* Begin SOURCE DATA *
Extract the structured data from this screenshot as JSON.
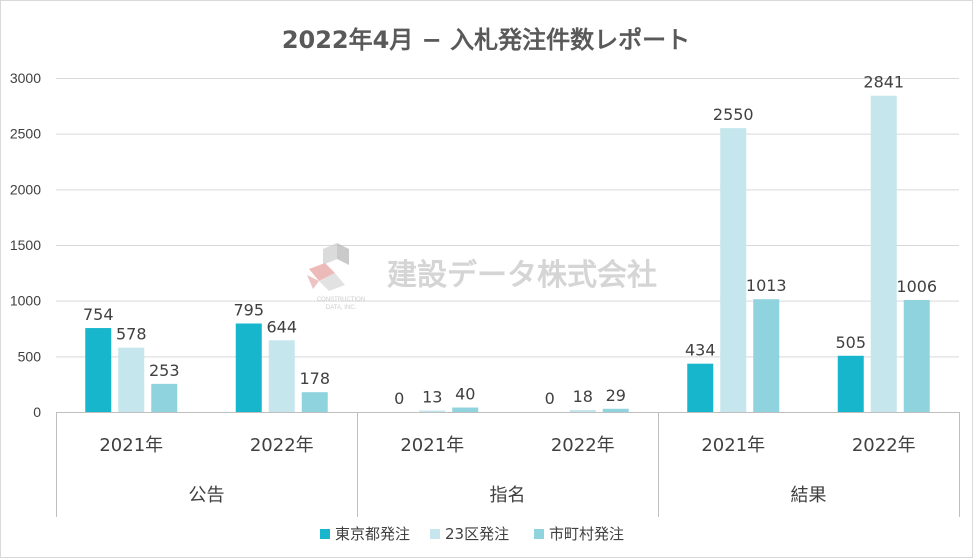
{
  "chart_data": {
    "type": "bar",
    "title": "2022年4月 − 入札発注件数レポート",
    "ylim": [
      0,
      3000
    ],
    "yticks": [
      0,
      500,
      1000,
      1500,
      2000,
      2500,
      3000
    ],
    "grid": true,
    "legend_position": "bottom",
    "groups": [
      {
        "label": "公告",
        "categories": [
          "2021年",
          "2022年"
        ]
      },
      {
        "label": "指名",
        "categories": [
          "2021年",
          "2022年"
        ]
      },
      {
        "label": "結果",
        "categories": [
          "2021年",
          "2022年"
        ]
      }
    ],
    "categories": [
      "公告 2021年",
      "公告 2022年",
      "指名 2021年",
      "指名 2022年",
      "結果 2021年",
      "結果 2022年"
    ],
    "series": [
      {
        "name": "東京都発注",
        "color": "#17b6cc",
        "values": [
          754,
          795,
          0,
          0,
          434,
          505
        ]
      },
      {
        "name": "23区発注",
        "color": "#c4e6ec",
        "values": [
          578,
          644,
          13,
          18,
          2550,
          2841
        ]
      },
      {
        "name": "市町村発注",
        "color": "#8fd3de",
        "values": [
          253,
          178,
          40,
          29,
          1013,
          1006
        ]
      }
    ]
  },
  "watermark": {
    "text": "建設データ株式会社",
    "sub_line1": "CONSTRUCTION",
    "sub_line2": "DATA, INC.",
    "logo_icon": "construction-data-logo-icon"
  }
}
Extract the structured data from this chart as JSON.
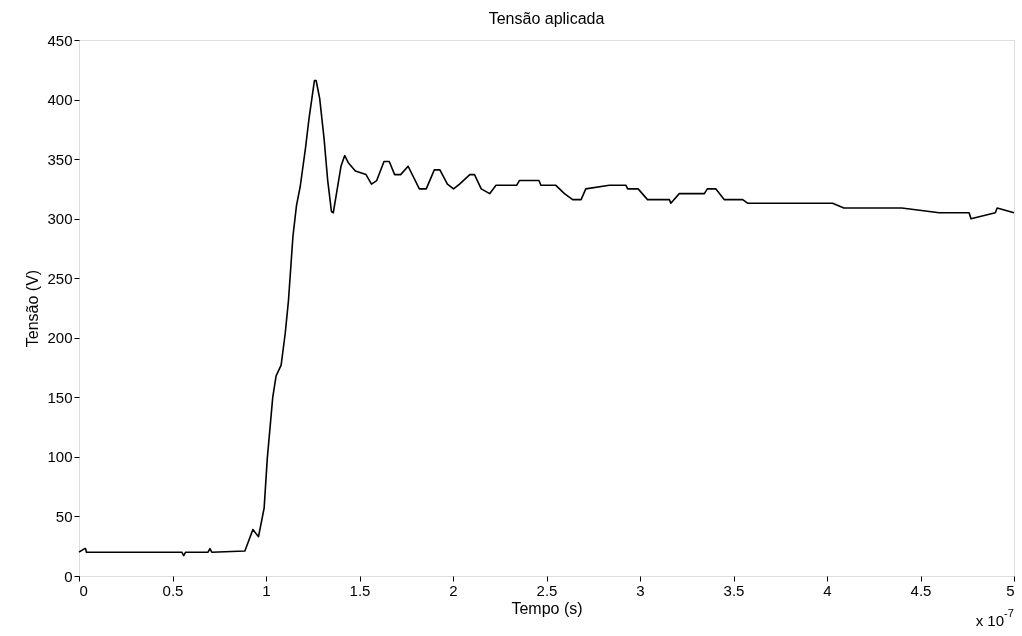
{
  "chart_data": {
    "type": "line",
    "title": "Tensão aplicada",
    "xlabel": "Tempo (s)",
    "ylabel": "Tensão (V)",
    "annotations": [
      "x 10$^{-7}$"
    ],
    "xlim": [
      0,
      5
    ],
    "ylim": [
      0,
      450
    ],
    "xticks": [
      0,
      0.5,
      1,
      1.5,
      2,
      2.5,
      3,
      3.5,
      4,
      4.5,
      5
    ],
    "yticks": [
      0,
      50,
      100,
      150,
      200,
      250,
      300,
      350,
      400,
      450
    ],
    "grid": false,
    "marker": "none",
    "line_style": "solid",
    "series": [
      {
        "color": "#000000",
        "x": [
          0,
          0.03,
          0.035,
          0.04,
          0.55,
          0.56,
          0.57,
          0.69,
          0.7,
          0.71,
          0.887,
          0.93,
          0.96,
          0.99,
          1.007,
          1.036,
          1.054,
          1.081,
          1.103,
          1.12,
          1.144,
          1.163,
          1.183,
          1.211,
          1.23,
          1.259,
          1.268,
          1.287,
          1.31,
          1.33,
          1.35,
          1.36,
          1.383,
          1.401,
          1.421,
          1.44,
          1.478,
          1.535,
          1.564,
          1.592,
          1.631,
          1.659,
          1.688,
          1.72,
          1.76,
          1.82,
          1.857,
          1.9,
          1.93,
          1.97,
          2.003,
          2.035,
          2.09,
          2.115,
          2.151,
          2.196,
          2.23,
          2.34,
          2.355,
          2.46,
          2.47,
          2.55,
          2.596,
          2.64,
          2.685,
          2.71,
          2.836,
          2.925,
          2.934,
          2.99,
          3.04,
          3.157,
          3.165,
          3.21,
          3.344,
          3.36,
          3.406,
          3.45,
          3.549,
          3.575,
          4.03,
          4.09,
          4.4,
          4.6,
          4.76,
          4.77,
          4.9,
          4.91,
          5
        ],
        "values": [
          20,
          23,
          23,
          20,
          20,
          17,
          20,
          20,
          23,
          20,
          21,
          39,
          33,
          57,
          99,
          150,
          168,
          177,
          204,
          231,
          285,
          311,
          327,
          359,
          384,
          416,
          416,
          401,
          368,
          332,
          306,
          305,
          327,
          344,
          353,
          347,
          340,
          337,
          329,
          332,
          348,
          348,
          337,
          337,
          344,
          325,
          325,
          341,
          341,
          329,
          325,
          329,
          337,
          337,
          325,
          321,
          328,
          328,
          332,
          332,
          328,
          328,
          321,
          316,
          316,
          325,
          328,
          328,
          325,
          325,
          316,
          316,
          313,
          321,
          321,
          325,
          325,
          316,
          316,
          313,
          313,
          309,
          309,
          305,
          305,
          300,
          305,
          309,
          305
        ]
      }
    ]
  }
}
* End SOURCE DATA *
> **TASK GOAL**
Pick out the lines containing the string "from" and show them.

> **THE RESULT**
Extract the structured data from this screenshot as JSON.
Extract the structured data from this chart as JSON.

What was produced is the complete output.